▸ **Extracted records**
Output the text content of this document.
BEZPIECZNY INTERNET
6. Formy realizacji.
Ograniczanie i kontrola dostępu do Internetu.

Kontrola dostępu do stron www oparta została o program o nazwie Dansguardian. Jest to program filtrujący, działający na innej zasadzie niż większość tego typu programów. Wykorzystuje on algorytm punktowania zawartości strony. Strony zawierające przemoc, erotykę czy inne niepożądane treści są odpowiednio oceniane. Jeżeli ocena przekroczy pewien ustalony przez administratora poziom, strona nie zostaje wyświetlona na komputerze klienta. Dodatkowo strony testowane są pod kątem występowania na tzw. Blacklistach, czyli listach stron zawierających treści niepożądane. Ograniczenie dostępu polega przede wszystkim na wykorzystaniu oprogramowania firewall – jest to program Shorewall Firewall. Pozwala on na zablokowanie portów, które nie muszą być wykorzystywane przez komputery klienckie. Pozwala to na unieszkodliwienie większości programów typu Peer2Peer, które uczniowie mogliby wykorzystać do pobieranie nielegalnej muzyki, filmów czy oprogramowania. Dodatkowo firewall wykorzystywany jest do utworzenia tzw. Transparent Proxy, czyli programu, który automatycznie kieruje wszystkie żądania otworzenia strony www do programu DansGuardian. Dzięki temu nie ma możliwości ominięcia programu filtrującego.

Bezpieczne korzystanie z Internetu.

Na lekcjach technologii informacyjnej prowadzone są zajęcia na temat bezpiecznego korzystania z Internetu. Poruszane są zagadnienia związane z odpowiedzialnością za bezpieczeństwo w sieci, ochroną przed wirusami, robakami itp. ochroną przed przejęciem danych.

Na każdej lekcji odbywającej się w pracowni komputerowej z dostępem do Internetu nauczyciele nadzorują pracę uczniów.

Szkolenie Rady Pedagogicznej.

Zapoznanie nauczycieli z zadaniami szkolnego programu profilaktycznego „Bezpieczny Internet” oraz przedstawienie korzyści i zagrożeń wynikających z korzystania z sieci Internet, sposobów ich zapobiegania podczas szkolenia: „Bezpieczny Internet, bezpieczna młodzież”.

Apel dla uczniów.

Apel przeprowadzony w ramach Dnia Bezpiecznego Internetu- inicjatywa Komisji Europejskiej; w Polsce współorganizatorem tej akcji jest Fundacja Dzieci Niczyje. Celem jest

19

▸ **Problem to solve**
Output the records above in their entirety, exactly.

▸ **Result of the task**
Output the text content of this document.
BEZPIECZNY INTERNET
6. Formy realizacji.
Ograniczanie i kontrola dostępu do Internetu.

Kontrola dostępu do stron www oparta została o program o nazwie Dansguardian. Jest to program filtrujący, działający na innej zasadzie niż większość tego typu programów. Wykorzystuje on algorytm punktowania zawartości strony. Strony zawierające przemoc, erotykę czy inne niepożądane treści są odpowiednio oceniane. Jeżeli ocena przekroczy pewien ustalony przez administratora poziom, strona nie zostaje wyświetlona na komputerze klienta. Dodatkowo strony testowane są pod kątem występowania na tzw. Blacklistach, czyli listach stron zawierających treści niepożądane. Ograniczenie dostępu polega przede wszystkim na wykorzystaniu oprogramowania firewall – jest to program Shorewall Firewall. Pozwala on na zablokowanie portów, które nie muszą być wykorzystywane przez komputery klienckie. Pozwala to na unieszkodliwienie większości programów typu Peer2Peer, które uczniowie mogliby wykorzystać do pobieranie nielegalnej muzyki, filmów czy oprogramowania. Dodatkowo firewall wykorzystywany jest do utworzenia tzw. Transparent Proxy, czyli programu, który automatycznie kieruje wszystkie żądania otworzenia strony www do programu DansGuardian. Dzięki temu nie ma możliwości ominięcia programu filtrującego.

Bezpieczne korzystanie z Internetu.

Na lekcjach technologii informacyjnej prowadzone są zajęcia na temat bezpiecznego korzystania z Internetu. Poruszane są zagadnienia związane z odpowiedzialnością za bezpieczeństwo w sieci, ochroną przed wirusami, robakami itp. ochroną przed przejęciem danych.

Na każdej lekcji odbywającej się w pracowni komputerowej z dostępem do Internetu nauczyciele nadzorują pracę uczniów.

Szkolenie Rady Pedagogicznej.

Zapoznanie nauczycieli z zadaniami szkolnego programu profilaktycznego „Bezpieczny Internet” oraz przedstawienie korzyści i zagrożeń wynikających z korzystania z sieci Internet, sposobów ich zapobiegania podczas szkolenia: „Bezpieczny Internet, bezpieczna młodzież”.

Apel dla uczniów.

Apel przeprowadzony w ramach Dnia Bezpiecznego Internetu- inicjatywa Komisji Europejskiej; w Polsce współorganizatorem tej akcji jest Fundacja Dzieci Niczyje. Celem jest

19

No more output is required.